● **Figure data in JSON**
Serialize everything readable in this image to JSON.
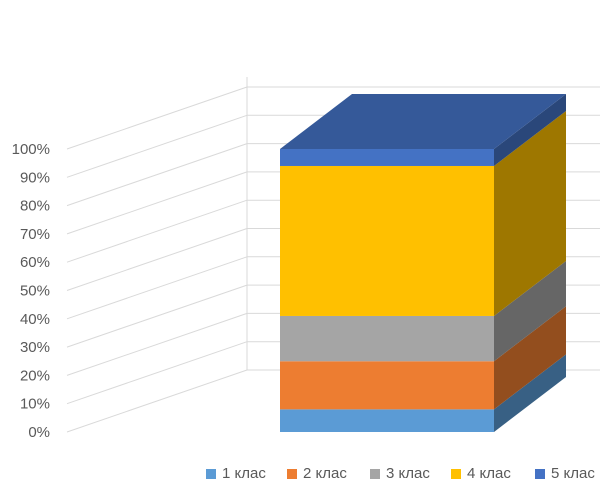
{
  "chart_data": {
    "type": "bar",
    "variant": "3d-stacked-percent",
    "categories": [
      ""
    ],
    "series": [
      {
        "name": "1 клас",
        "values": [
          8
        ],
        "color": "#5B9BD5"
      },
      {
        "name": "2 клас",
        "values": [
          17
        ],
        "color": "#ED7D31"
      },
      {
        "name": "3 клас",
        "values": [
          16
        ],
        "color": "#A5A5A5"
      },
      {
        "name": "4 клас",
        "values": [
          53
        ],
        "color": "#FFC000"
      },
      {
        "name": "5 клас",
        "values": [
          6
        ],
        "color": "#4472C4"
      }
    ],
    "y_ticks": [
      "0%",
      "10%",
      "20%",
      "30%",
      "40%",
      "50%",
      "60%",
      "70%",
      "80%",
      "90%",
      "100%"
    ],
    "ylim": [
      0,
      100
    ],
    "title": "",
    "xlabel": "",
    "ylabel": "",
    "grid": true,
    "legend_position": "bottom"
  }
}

● **Stated exercise**
Go through the material above and copy each line that has the word "клас".

● **Task response**
        "name": "1 клас",
        "name": "2 клас",
        "name": "3 клас",
        "name": "4 клас",
        "name": "5 клас",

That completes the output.